» **EXTRACT TO READ**:

============================================================

Attention to Small Details a Key to Big Data Success

Alex Woodie

Companies may spend millions of dollars assembling a team of data scientists and analytic tools to process huge amounts of structured and unstructured data. But when it comes to improving processes, products, or profits, a laser focus on small details is often what counts the most in big data.

ComputerWorld recently published an illuminating look into the big data projects of three Fortune 100 firms, including Intel, UPS, and Express Scripts. All three companies have been able to save money and improve their offerings by using big data analytics to uncover aspects of their businesses that may have otherwise gone overlooked.

For example, pharmacy claims processor Express Scripts is able to save its customers money by detecting whether or not they are utilizing the lowest-cost fulfillment option for their prescriptions, which is often mail-order fulfillment from the company’s pharmacy. When the company finds a customer who is overpaying, they will send out emails to encourage the customer to visit the company’s website to change their preference and begin mail-order delivery.

It boils down to “doing the data analysis, creating the interaction, and getting out the right message so that the patient can make a different choice,” Express Scripts CTO Jim Lammers told ComputerWorld.

============================================================

» **SUPPLIED DATA**:
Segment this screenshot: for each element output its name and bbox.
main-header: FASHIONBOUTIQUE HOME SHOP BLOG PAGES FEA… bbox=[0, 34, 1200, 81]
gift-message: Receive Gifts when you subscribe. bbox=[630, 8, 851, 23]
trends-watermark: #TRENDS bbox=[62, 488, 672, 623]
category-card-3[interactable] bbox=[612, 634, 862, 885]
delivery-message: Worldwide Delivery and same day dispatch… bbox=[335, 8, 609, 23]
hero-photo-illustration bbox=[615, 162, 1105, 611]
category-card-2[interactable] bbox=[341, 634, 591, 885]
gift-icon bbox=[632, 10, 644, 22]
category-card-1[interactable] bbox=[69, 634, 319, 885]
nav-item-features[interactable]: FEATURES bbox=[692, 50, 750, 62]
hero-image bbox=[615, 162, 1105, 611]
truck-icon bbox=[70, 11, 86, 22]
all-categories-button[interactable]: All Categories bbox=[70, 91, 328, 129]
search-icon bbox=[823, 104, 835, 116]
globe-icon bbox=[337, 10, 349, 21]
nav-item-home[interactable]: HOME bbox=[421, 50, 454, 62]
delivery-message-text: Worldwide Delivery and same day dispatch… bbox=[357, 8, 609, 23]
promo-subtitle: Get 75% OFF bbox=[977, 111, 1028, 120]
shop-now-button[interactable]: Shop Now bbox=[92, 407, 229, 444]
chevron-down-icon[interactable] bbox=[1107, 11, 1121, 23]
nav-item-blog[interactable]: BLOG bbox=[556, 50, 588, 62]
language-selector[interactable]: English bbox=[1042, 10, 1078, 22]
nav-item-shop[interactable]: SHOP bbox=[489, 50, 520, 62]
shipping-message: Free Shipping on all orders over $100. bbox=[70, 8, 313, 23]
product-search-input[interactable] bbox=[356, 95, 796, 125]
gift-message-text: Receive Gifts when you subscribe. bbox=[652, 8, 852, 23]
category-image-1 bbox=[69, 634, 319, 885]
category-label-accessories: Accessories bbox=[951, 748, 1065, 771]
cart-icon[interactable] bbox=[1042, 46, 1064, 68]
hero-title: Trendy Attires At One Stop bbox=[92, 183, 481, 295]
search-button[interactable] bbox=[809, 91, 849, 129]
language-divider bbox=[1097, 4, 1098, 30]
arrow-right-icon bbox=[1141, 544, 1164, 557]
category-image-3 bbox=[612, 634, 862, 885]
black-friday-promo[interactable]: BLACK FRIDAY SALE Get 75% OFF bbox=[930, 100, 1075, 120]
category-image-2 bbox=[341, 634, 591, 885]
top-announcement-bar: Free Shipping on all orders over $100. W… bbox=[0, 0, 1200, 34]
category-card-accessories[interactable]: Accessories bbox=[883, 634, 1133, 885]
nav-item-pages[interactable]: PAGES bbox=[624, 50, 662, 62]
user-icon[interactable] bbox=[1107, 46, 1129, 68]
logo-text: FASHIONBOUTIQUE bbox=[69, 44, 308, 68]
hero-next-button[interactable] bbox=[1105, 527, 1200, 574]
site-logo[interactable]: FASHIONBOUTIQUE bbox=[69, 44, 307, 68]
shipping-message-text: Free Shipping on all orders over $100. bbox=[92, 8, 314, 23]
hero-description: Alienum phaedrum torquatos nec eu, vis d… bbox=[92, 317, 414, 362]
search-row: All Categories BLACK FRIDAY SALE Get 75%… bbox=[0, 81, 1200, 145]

============================================================

» **WORK REQUEST**: Can you write the next part of the big data article, starting after the quote from Jim Lammers? The lines are separate material and have nothing to do with the big data article.

» **TASK RESULT**:
At United Parcel Service, sensor data from delivery trucks accumulates in On-Road Integrated Optimization and Navigation (ORION), a big-data platform designed to help build efficiencies into routing and preventative maintenance. By grouping routes into loops that famously avoid left-hand turns, ORION has helped eliminate millions of miles from UPS routes, and saved millions of gallons of fuel and reduced carbon emissions in the process.

ORION can also peer into little things, such how often a driver backs up or makes a U-turn. These time- and fuel-wasting maneuvers indicate a poorly trained driver. ORION identifies these drivers to UPS, so the drivers can be given addition training.

“We have sensors that capture information about the vehicle and the driver’s behaviors. We marry that information to delivery and acquisition information, and we can get a complete picture of how a driver is completing his work, day in and day out,” Juan Perez, vice president of information services, told ComputerWorld. “That has incredible consequences for the way we manage the business across the board.”

Chip giant Intel has several big data projects in the works. One of the projects involves using predictive analytics to accelerate microprocessor testing time. During a proof of concept project, the analytic software saved Intel about $3 million, a number that could grow to $30 million as its implemented more widely next year, according to ComputerWorld.

Other projects are tackled according to the “six months and $10 million” rule. These projects–which last six months and aim to save the company $10 million–are completed by teams of five people, each of whom has a different core skill, such as business expertise, statistics, predictive modeling, machine learning, and data science.

“Each person on the team had a slightly different perspective on the problem we were trying to solve,” Intel CIO Kim Stevenson told ComputerWorld. “Doing it in six months was our way of earning the right to prove the capability was there to really change the way we do things.” Intel has completed 13 such projects, and is now working on projects with $100 million payoffs.